-- PROBLEM REQUIREMENTS --
Copy all lines below containing "play".

-- LISTED ENTRIES --
* * * * * * *
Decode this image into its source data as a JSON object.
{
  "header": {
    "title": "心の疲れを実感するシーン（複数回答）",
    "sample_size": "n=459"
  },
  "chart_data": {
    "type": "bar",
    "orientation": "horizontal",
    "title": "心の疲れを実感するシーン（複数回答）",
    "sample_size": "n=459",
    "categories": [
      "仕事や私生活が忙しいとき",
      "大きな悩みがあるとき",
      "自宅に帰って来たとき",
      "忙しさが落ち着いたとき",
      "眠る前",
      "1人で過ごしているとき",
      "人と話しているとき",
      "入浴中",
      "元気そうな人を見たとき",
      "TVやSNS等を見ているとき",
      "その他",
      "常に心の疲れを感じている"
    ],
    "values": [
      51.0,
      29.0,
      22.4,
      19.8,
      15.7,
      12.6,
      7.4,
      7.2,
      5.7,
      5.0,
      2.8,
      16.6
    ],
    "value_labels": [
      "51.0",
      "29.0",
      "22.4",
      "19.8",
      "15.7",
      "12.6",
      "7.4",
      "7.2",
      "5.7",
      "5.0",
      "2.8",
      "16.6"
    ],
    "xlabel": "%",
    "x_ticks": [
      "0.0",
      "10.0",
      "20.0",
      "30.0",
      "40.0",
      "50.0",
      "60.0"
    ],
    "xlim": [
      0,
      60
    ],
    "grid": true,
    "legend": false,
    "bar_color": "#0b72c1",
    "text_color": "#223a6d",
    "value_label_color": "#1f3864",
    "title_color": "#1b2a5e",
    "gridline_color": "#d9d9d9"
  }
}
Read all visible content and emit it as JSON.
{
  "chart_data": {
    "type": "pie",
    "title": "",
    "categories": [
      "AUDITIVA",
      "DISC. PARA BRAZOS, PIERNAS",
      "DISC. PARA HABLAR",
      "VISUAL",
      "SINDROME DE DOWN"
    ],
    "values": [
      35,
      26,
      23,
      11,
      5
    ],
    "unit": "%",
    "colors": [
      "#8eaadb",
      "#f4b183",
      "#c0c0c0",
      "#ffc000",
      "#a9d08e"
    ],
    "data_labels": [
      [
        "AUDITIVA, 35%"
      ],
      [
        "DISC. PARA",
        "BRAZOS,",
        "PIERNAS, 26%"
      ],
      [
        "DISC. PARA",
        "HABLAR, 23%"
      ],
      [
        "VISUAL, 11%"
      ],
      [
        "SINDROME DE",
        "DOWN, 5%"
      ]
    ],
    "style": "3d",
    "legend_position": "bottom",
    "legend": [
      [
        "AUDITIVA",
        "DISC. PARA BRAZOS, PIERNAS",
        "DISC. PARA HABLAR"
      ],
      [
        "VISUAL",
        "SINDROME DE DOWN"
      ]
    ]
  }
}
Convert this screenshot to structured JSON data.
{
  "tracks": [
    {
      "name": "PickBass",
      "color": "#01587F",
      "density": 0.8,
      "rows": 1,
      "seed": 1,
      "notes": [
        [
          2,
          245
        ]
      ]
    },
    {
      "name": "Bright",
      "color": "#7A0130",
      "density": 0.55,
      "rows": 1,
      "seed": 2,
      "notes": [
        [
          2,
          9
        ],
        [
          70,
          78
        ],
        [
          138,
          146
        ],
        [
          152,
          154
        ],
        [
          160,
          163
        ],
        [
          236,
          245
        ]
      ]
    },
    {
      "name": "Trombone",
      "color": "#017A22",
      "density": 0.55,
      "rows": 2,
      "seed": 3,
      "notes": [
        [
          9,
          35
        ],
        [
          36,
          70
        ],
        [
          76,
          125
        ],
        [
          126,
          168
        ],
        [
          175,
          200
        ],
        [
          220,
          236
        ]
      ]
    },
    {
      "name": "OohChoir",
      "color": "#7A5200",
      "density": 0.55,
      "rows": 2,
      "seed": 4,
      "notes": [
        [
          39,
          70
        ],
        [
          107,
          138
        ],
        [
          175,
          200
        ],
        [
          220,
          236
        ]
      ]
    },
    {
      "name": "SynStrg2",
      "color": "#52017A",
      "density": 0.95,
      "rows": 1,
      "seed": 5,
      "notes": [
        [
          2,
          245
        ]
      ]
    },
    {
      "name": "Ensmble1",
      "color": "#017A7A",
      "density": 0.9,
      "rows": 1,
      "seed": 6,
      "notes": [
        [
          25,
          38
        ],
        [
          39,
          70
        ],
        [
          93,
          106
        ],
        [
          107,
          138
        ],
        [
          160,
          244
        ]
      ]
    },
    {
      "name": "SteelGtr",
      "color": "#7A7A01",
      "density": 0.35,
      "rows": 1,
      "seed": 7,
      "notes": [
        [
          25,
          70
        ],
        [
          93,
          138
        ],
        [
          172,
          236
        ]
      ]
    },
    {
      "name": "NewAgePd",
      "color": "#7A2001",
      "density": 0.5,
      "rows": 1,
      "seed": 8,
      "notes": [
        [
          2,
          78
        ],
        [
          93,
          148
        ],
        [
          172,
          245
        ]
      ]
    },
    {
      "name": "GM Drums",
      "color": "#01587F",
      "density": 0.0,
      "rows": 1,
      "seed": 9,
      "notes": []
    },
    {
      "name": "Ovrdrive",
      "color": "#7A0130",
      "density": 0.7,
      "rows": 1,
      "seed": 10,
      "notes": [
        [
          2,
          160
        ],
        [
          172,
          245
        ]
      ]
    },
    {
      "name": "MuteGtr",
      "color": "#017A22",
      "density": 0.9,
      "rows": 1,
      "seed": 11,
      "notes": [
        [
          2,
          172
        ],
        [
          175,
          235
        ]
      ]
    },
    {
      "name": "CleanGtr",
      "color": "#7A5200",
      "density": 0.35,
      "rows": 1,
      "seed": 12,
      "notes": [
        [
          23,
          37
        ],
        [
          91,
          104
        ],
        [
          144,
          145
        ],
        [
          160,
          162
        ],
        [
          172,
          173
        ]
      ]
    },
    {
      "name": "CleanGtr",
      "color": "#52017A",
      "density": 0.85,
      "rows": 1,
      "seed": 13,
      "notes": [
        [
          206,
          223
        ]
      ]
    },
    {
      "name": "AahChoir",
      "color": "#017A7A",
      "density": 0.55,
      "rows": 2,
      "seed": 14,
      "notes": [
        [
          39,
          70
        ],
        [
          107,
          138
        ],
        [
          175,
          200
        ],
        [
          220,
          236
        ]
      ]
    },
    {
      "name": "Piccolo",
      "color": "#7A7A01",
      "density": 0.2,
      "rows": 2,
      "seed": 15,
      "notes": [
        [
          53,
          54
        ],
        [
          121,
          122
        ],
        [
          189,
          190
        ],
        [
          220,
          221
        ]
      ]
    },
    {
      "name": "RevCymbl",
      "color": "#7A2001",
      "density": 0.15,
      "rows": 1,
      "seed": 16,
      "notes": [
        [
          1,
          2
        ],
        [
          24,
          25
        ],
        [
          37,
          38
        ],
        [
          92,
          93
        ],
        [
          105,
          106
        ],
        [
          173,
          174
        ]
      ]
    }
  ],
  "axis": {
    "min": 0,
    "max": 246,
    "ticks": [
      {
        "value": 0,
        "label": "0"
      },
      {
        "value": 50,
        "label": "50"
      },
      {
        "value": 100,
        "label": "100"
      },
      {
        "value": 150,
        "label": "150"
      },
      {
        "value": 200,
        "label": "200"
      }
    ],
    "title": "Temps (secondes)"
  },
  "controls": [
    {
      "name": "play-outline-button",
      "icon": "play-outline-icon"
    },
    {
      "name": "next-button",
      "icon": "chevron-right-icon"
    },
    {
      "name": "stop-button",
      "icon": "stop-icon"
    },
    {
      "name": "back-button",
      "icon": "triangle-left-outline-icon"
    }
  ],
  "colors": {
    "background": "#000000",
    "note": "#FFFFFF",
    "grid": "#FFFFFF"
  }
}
* * * * * * *
-- ANSWER TO THIS PROBLEM --
      "name": "play-outline-button",
      "icon": "play-outline-icon"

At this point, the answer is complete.